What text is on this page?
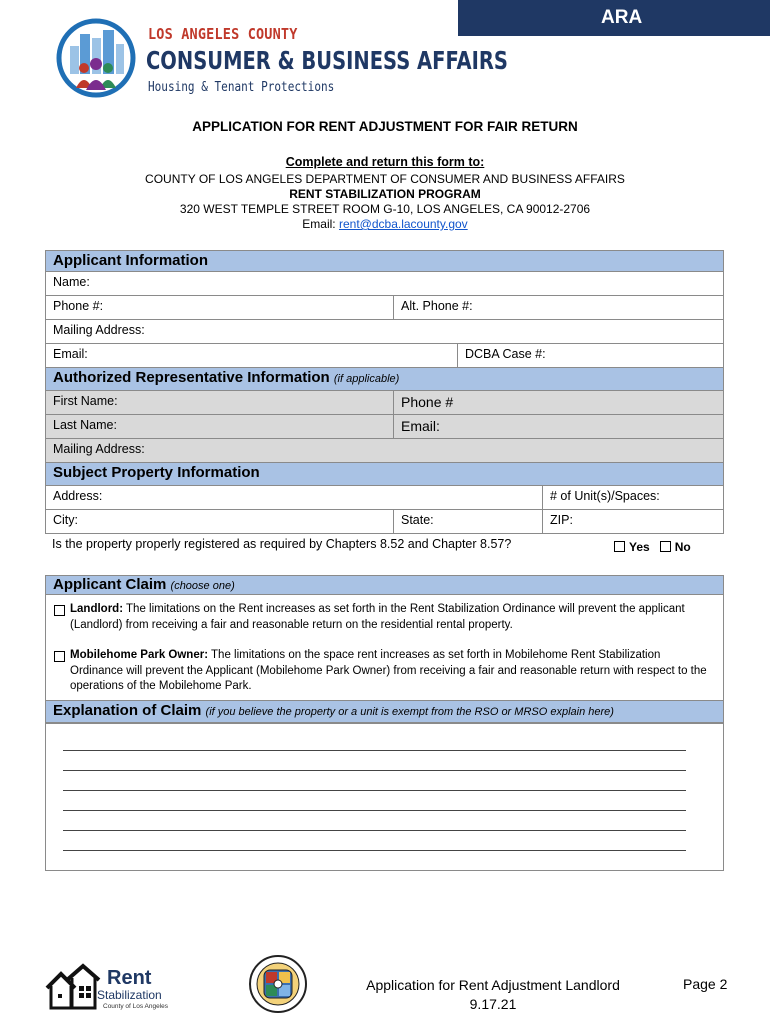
ARA
LOS ANGELES COUNTY
CONSUMER & BUSINESS AFFAIRS
Housing & Tenant Protections
APPLICATION FOR RENT ADJUSTMENT FOR FAIR RETURN
Complete and return this form to:
COUNTY OF LOS ANGELES DEPARTMENT OF CONSUMER AND BUSINESS AFFAIRS
RENT STABILIZATION PROGRAM
320 WEST TEMPLE STREET ROOM G-10, LOS ANGELES, CA 90012-2706
Email: rent@dcba.lacounty.gov
Applicant Information
Name:
Phone #:	Alt. Phone #:
Mailing Address:
Email:	DCBA Case #:
Authorized Representative Information (if applicable)
First Name:	Phone #
Last Name:	Email:
Mailing Address:
Subject Property Information
Address:	# of Unit(s)/Spaces:
City:	State:	ZIP:
Is the property properly registered as required by Chapters 8.52 and Chapter 8.57?	Yes No
Applicant Claim (choose one)
Landlord: The limitations on the Rent increases as set forth in the Rent Stabilization Ordinance will prevent the applicant (Landlord) from receiving a fair and reasonable return on the residential rental property.
Mobilehome Park Owner: The limitations on the space rent increases as set forth in Mobilehome Rent Stabilization Ordinance will prevent the Applicant (Mobilehome Park Owner) from receiving a fair and reasonable return with respect to the operations of the Mobilehome Park.
Explanation of Claim (if you believe the property or a unit is exempt from the RSO or MRSO explain here)
Rent
Stabilization
County of Los Angeles
Application for Rent Adjustment Landlord
9.17.21
Page 2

+===+

Copy the listing in full and without alteration, omitting every picture.

What text is on this page?
ARA
LOS ANGELES COUNTY
CONSUMER & BUSINESS AFFAIRS
Housing & Tenant Protections
APPLICATION FOR RENT ADJUSTMENT FOR FAIR RETURN
Complete and return this form to:
COUNTY OF LOS ANGELES DEPARTMENT OF CONSUMER AND BUSINESS AFFAIRS
RENT STABILIZATION PROGRAM
320 WEST TEMPLE STREET ROOM G-10, LOS ANGELES, CA 90012-2706
Email: rent@dcba.lacounty.gov
Applicant Information
Name:
Phone #:	Alt. Phone #:
Mailing Address:
Email:	DCBA Case #:
Authorized Representative Information (if applicable)
First Name:	Phone #
Last Name:	Email:
Mailing Address:
Subject Property Information
Address:	# of Unit(s)/Spaces:
City:	State:	ZIP:
Is the property properly registered as required by Chapters 8.52 and Chapter 8.57?	Yes No
Applicant Claim (choose one)
Landlord: The limitations on the Rent increases as set forth in the Rent Stabilization Ordinance will prevent the applicant (Landlord) from receiving a fair and reasonable return on the residential rental property.
Mobilehome Park Owner: The limitations on the space rent increases as set forth in Mobilehome Rent Stabilization Ordinance will prevent the Applicant (Mobilehome Park Owner) from receiving a fair and reasonable return with respect to the operations of the Mobilehome Park.
Explanation of Claim (if you believe the property or a unit is exempt from the RSO or MRSO explain here)
Rent
Stabilization
County of Los Angeles
Application for Rent Adjustment Landlord
9.17.21
Page 2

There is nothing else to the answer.